Spot each line in the records below where the word "name" occurs, then copy it.

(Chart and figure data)
★ ★ ★ ★
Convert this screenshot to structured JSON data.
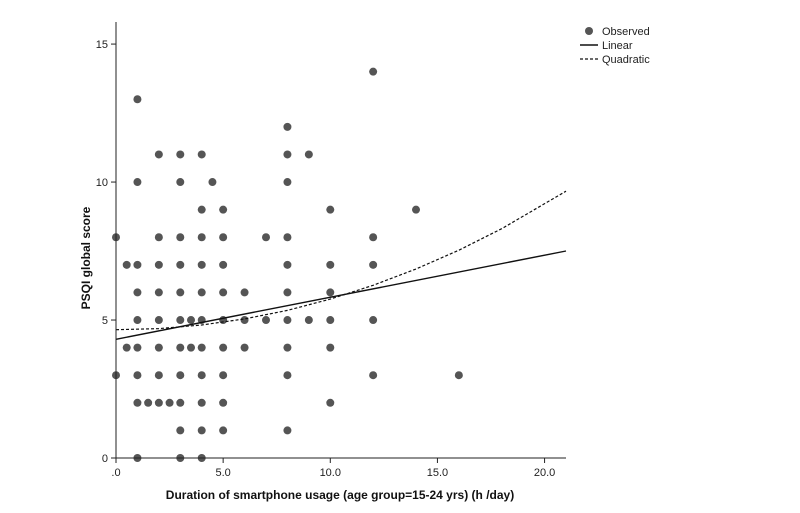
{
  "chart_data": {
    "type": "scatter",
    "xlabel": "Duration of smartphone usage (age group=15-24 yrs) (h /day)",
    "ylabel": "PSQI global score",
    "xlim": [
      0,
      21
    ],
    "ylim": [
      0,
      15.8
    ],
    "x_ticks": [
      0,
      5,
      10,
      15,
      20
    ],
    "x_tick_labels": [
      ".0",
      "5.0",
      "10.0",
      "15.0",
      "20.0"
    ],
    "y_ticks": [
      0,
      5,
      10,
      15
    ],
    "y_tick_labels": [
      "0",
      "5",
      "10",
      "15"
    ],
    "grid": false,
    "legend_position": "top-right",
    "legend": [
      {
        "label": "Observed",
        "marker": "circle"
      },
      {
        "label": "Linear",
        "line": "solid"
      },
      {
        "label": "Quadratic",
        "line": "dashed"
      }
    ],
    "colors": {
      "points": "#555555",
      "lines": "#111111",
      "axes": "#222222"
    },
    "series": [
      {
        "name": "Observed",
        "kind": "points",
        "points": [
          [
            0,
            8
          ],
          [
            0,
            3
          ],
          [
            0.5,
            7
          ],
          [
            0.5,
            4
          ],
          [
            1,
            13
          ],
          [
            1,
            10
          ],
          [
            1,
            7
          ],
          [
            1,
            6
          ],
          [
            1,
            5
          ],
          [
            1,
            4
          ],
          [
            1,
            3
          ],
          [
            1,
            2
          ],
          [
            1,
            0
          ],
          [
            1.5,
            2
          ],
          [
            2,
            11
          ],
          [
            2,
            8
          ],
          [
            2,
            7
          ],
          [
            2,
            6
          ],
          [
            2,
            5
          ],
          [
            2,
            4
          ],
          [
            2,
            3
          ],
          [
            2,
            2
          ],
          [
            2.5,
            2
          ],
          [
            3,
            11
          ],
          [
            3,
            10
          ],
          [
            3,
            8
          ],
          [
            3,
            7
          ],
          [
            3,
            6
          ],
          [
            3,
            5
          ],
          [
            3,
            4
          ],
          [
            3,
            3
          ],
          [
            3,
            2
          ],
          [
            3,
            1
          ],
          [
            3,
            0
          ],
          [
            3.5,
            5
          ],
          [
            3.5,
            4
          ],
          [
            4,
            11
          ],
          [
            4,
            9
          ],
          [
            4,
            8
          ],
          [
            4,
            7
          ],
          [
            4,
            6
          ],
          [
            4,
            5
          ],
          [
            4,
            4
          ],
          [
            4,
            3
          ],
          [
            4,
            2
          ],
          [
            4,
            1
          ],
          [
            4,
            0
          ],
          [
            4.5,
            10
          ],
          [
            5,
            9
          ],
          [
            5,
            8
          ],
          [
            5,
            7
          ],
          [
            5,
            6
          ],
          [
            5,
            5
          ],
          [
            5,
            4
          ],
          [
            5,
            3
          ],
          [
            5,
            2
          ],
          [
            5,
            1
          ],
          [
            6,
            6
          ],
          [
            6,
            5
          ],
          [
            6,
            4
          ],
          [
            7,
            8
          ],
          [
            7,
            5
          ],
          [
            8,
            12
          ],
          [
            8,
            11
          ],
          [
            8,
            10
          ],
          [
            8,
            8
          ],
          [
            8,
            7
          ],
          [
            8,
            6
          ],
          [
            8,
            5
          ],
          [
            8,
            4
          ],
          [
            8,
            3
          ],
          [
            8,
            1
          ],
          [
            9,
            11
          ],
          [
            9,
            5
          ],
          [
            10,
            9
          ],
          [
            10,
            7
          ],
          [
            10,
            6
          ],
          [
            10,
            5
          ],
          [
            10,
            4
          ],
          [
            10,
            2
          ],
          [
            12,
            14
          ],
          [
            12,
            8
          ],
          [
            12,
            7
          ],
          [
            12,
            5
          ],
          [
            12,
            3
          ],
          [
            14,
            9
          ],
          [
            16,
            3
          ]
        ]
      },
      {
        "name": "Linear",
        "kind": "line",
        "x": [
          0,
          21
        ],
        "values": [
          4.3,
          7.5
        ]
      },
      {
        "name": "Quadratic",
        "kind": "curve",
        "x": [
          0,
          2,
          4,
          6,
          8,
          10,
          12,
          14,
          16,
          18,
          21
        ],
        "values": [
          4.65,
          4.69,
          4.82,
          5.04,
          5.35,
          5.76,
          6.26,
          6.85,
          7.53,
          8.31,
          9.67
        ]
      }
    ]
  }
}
★ ★ ★ ★
### Exercise answer:
        "name": "Observed",
        "name": "Linear",
        "name": "Quadratic",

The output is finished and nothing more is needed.